WORK TO DO -
Repeat the entries that follow verbatim, without any of their pictures.

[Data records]
=-=-=
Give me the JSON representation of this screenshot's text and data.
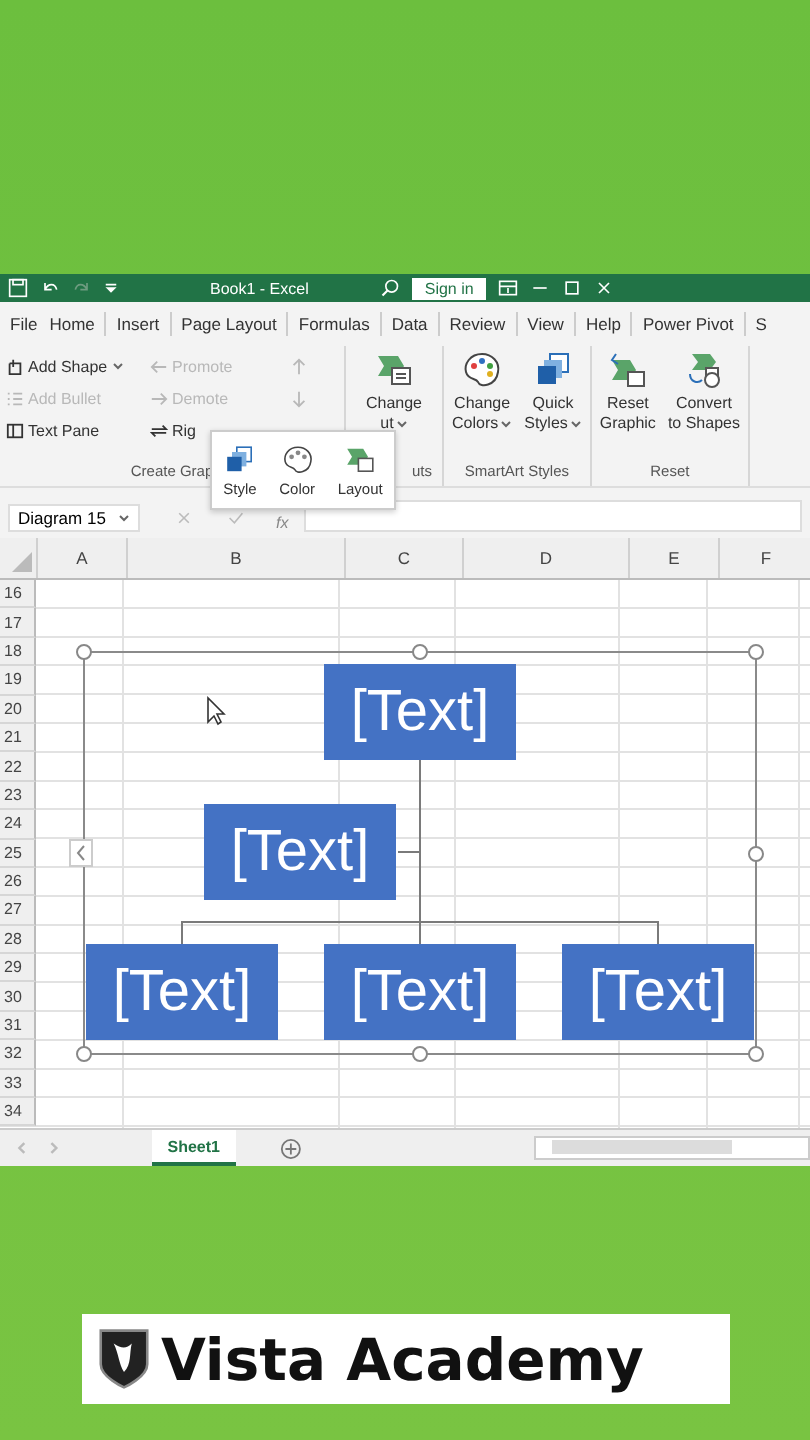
{
  "title_bar": {
    "title": "Book1 - Excel",
    "sign_in": "Sign in"
  },
  "menu_tabs": [
    {
      "label": "File",
      "selected": false
    },
    {
      "label": "Home",
      "selected": false
    },
    {
      "label": "Insert",
      "selected": false
    },
    {
      "label": "Page Layout",
      "selected": false
    },
    {
      "label": "Formulas",
      "selected": false
    },
    {
      "label": "Data",
      "selected": false
    },
    {
      "label": "Review",
      "selected": false
    },
    {
      "label": "View",
      "selected": false
    },
    {
      "label": "Help",
      "selected": false
    },
    {
      "label": "Power Pivot",
      "selected": false
    },
    {
      "label": "S",
      "selected": false
    }
  ],
  "ribbon": {
    "groups": [
      {
        "kind": "small",
        "label": "Create Grap",
        "items": [
          {
            "kind": "add-shape",
            "label": "Add Shape",
            "disabled": false
          },
          {
            "kind": "promote",
            "label": "Promote",
            "disabled": true
          },
          {
            "kind": "move-up",
            "disabled": true
          },
          {
            "kind": "add-bullet",
            "label": "Add Bullet",
            "disabled": true
          },
          {
            "kind": "demote",
            "label": "Demote",
            "disabled": true
          },
          {
            "kind": "move-down",
            "disabled": true
          },
          {
            "kind": "text-pane",
            "label": "Text Pane",
            "disabled": false
          },
          {
            "kind": "right-to-left",
            "label": "Rig",
            "disabled": false
          }
        ]
      },
      {
        "kind": "large",
        "label": "uts",
        "items": [
          {
            "kind": "layout",
            "lines": [
              "Change",
              "ut"
            ],
            "dropdown": true
          }
        ]
      },
      {
        "kind": "large",
        "label": "SmartArt Styles",
        "items": [
          {
            "kind": "colors",
            "lines": [
              "Change",
              "Colors"
            ],
            "dropdown": true
          },
          {
            "kind": "styles",
            "lines": [
              "Quick",
              "Styles"
            ],
            "dropdown": true
          }
        ]
      },
      {
        "kind": "large",
        "label": "Reset",
        "items": [
          {
            "kind": "reset",
            "lines": [
              "Reset",
              "Graphic"
            ],
            "dropdown": false
          },
          {
            "kind": "convert",
            "lines": [
              "Convert",
              "to Shapes"
            ],
            "dropdown": false
          }
        ]
      }
    ]
  },
  "mini_toolbar": [
    {
      "kind": "styles",
      "label": "Style"
    },
    {
      "kind": "colors",
      "label": "Color"
    },
    {
      "kind": "layout",
      "label": "Layout"
    }
  ],
  "formula_bar": {
    "name_box": "Diagram 15",
    "function_label": "fx"
  },
  "grid": {
    "columns": [
      "A",
      "B",
      "C",
      "D",
      "E",
      "F"
    ],
    "rows": [
      "16",
      "17",
      "18",
      "19",
      "20",
      "21",
      "22",
      "23",
      "24",
      "25",
      "26",
      "27",
      "28",
      "29",
      "30",
      "31",
      "32",
      "33",
      "34"
    ]
  },
  "diagram": {
    "text": "[Text]",
    "children": [
      {
        "kind": "assistant",
        "text": "[Text]"
      },
      {
        "kind": "child",
        "text": "[Text]"
      },
      {
        "kind": "child",
        "text": "[Text]"
      },
      {
        "kind": "child",
        "text": "[Text]"
      }
    ]
  },
  "sheet_tabs": [
    {
      "label": "Sheet1",
      "selected": true
    }
  ],
  "branding": {
    "name": "Vista Academy"
  }
}
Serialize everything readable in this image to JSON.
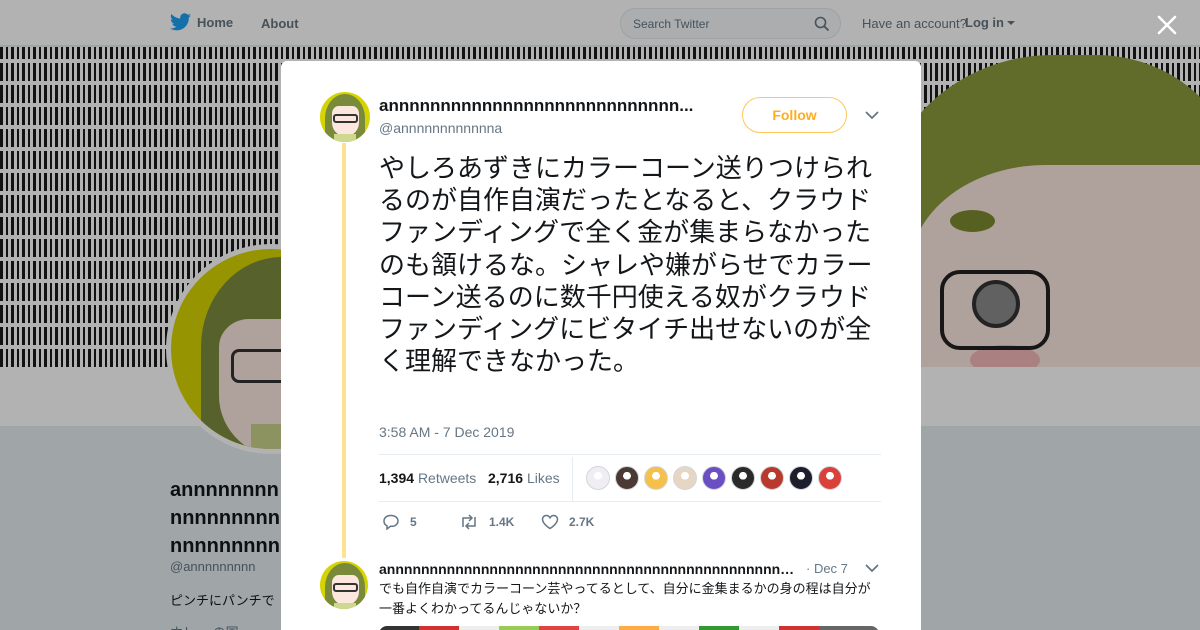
{
  "nav": {
    "home_label": "Home",
    "about_label": "About",
    "search_placeholder": "Search Twitter",
    "account_prompt": "Have an account?",
    "login_label": "Log in"
  },
  "profile": {
    "name_line1": "annnnnnnn",
    "name_line2": "nnnnnnnnn",
    "name_line3": "nnnnnnnnn",
    "handle": "@annnnnnnnn",
    "bio": "ピンチにパンチで",
    "location": "ホレー の国"
  },
  "tweet": {
    "author_name": "annnnnnnnnnnnnnnnnnnnnnnnnnnn...",
    "author_handle": "@annnnnnnnnnnna",
    "follow_label": "Follow",
    "text": "やしろあずきにカラーコーン送りつけられるのが自作自演だったとなると、クラウドファンディングで全く金が集まらなかったのも頷けるな。シャレや嫌がらせでカラーコーン送るのに数千円使える奴がクラウドファンディングにビタイチ出せないのが全く理解できなかった。",
    "timestamp": "3:58 AM - 7 Dec 2019",
    "retweet_count": "1,394",
    "retweet_label": "Retweets",
    "like_count": "2,716",
    "like_label": "Likes",
    "reply_action_count": "5",
    "retweet_action_count": "1.4K",
    "like_action_count": "2.7K"
  },
  "liker_avatars": [
    {
      "icon": "liker-avatar-1",
      "color": "#f0eef3"
    },
    {
      "icon": "liker-avatar-2",
      "color": "#4b3a33"
    },
    {
      "icon": "liker-avatar-3",
      "color": "#f6c14a"
    },
    {
      "icon": "liker-avatar-4",
      "color": "#e8d6c5"
    },
    {
      "icon": "liker-avatar-5",
      "color": "#6a4ec2"
    },
    {
      "icon": "liker-avatar-6",
      "color": "#2a2a2a"
    },
    {
      "icon": "liker-avatar-7",
      "color": "#b83a2d"
    },
    {
      "icon": "liker-avatar-8",
      "color": "#1d1d2b"
    },
    {
      "icon": "liker-avatar-9",
      "color": "#d9413a"
    }
  ],
  "reply": {
    "author_name": "annnnnnnnnnnnnnnnnnnnnnnnnnnnnnnnnnnnnnnnnnnnnnnn...",
    "date": "· Dec 7",
    "text": "でも自作自演でカラーコーン芸やってるとして、自分に金集まるかの身の程は自分が一番よくわかってるんじゃないか？"
  },
  "colors": {
    "brand_blue": "#1da1f2",
    "follow_accent": "#ffad1f",
    "thread_line": "#ffe28f",
    "secondary_text": "#657786"
  }
}
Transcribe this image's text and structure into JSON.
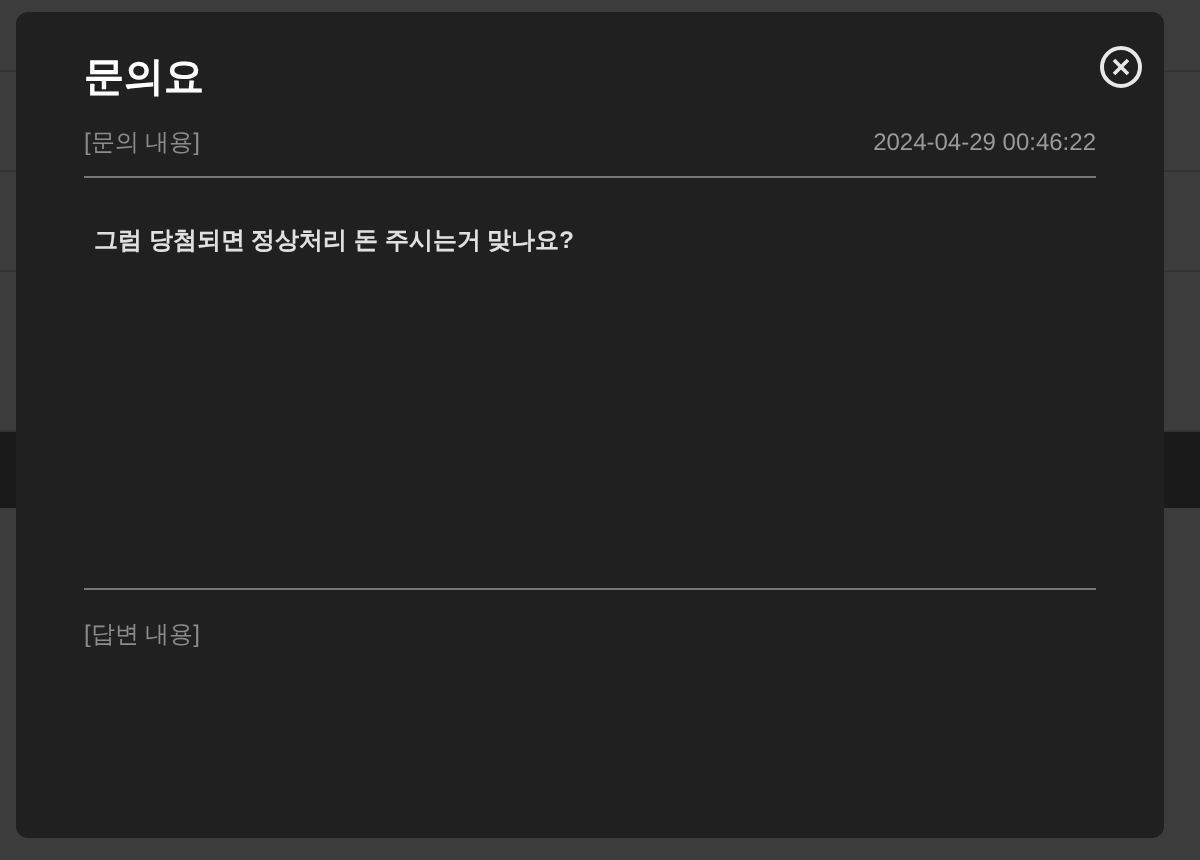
{
  "modal": {
    "title": "문의요",
    "question_label": "[문의 내용]",
    "date": "2024-04-29 00:46:22",
    "question": "그럼 당첨되면 정상처리 돈 주시는거 맞나요?",
    "answer_label": "[답변 내용]"
  }
}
=-=-=
EXPECTED ANSWER -
Give me the JSON representation of this screenshot's text and data.
{
  "title_bar": {
    "title": "Book1 - Excel",
    "sign_in": "Sign in"
  },
  "menu_tabs": [
    {
      "label": "File",
      "selected": false
    },
    {
      "label": "Home",
      "selected": false
    },
    {
      "label": "Insert",
      "selected": false
    },
    {
      "label": "Page Layout",
      "selected": false
    },
    {
      "label": "Formulas",
      "selected": false
    },
    {
      "label": "Data",
      "selected": false
    },
    {
      "label": "Review",
      "selected": false
    },
    {
      "label": "View",
      "selected": false
    },
    {
      "label": "Help",
      "selected": false
    },
    {
      "label": "Power Pivot",
      "selected": false
    },
    {
      "label": "S",
      "selected": false
    }
  ],
  "ribbon": {
    "groups": [
      {
        "kind": "small",
        "label": "Create Grap",
        "items": [
          {
            "kind": "add-shape",
            "label": "Add Shape",
            "disabled": false
          },
          {
            "kind": "promote",
            "label": "Promote",
            "disabled": true
          },
          {
            "kind": "move-up",
            "disabled": true
          },
          {
            "kind": "add-bullet",
            "label": "Add Bullet",
            "disabled": true
          },
          {
            "kind": "demote",
            "label": "Demote",
            "disabled": true
          },
          {
            "kind": "move-down",
            "disabled": true
          },
          {
            "kind": "text-pane",
            "label": "Text Pane",
            "disabled": false
          },
          {
            "kind": "right-to-left",
            "label": "Rig",
            "disabled": false
          }
        ]
      },
      {
        "kind": "large",
        "label": "uts",
        "items": [
          {
            "kind": "layout",
            "lines": [
              "Change",
              "ut"
            ],
            "dropdown": true
          }
        ]
      },
      {
        "kind": "large",
        "label": "SmartArt Styles",
        "items": [
          {
            "kind": "colors",
            "lines": [
              "Change",
              "Colors"
            ],
            "dropdown": true
          },
          {
            "kind": "styles",
            "lines": [
              "Quick",
              "Styles"
            ],
            "dropdown": true
          }
        ]
      },
      {
        "kind": "large",
        "label": "Reset",
        "items": [
          {
            "kind": "reset",
            "lines": [
              "Reset",
              "Graphic"
            ],
            "dropdown": false
          },
          {
            "kind": "convert",
            "lines": [
              "Convert",
              "to Shapes"
            ],
            "dropdown": false
          }
        ]
      }
    ]
  },
  "mini_toolbar": [
    {
      "kind": "styles",
      "label": "Style"
    },
    {
      "kind": "colors",
      "label": "Color"
    },
    {
      "kind": "layout",
      "label": "Layout"
    }
  ],
  "formula_bar": {
    "name_box": "Diagram 15",
    "function_label": "fx"
  },
  "grid": {
    "columns": [
      "A",
      "B",
      "C",
      "D",
      "E",
      "F"
    ],
    "rows": [
      "16",
      "17",
      "18",
      "19",
      "20",
      "21",
      "22",
      "23",
      "24",
      "25",
      "26",
      "27",
      "28",
      "29",
      "30",
      "31",
      "32",
      "33",
      "34"
    ]
  },
  "diagram": {
    "text": "[Text]",
    "children": [
      {
        "kind": "assistant",
        "text": "[Text]"
      },
      {
        "kind": "child",
        "text": "[Text]"
      },
      {
        "kind": "child",
        "text": "[Text]"
      },
      {
        "kind": "child",
        "text": "[Text]"
      }
    ]
  },
  "sheet_tabs": [
    {
      "label": "Sheet1",
      "selected": true
    }
  ],
  "branding": {
    "name": "Vista Academy"
  }
}
Serialize everything readable in this image to JSON.
{
  "nav": {
    "home_label": "Home",
    "about_label": "About",
    "search_placeholder": "Search Twitter",
    "account_prompt": "Have an account?",
    "login_label": "Log in"
  },
  "profile": {
    "name_line1": "annnnnnnn",
    "name_line2": "nnnnnnnnn",
    "name_line3": "nnnnnnnnn",
    "handle": "@annnnnnnnn",
    "bio": "ピンチにパンチで",
    "location": "ホレー の国"
  },
  "tweet": {
    "author_name": "annnnnnnnnnnnnnnnnnnnnnnnnnnn...",
    "author_handle": "@annnnnnnnnnnna",
    "follow_label": "Follow",
    "text": "やしろあずきにカラーコーン送りつけられるのが自作自演だったとなると、クラウドファンディングで全く金が集まらなかったのも頷けるな。シャレや嫌がらせでカラーコーン送るのに数千円使える奴がクラウドファンディングにビタイチ出せないのが全く理解できなかった。",
    "timestamp": "3:58 AM - 7 Dec 2019",
    "retweet_count": "1,394",
    "retweet_label": "Retweets",
    "like_count": "2,716",
    "like_label": "Likes",
    "reply_action_count": "5",
    "retweet_action_count": "1.4K",
    "like_action_count": "2.7K"
  },
  "liker_avatars": [
    {
      "icon": "liker-avatar-1",
      "color": "#f0eef3"
    },
    {
      "icon": "liker-avatar-2",
      "color": "#4b3a33"
    },
    {
      "icon": "liker-avatar-3",
      "color": "#f6c14a"
    },
    {
      "icon": "liker-avatar-4",
      "color": "#e8d6c5"
    },
    {
      "icon": "liker-avatar-5",
      "color": "#6a4ec2"
    },
    {
      "icon": "liker-avatar-6",
      "color": "#2a2a2a"
    },
    {
      "icon": "liker-avatar-7",
      "color": "#b83a2d"
    },
    {
      "icon": "liker-avatar-8",
      "color": "#1d1d2b"
    },
    {
      "icon": "liker-avatar-9",
      "color": "#d9413a"
    }
  ],
  "reply": {
    "author_name": "annnnnnnnnnnnnnnnnnnnnnnnnnnnnnnnnnnnnnnnnnnnnnnn...",
    "date": "· Dec 7",
    "text": "でも自作自演でカラーコーン芸やってるとして、自分に金集まるかの身の程は自分が一番よくわかってるんじゃないか？"
  },
  "colors": {
    "brand_blue": "#1da1f2",
    "follow_accent": "#ffad1f",
    "thread_line": "#ffe28f",
    "secondary_text": "#657786"
  }
}
Transcribe this image's text and structure into JSON.
{
  "modal": {
    "title": "문의요",
    "question_label": "[문의 내용]",
    "date": "2024-04-29 00:46:22",
    "question": "그럼 당첨되면 정상처리 돈 주시는거 맞나요?",
    "answer_label": "[답변 내용]"
  }
}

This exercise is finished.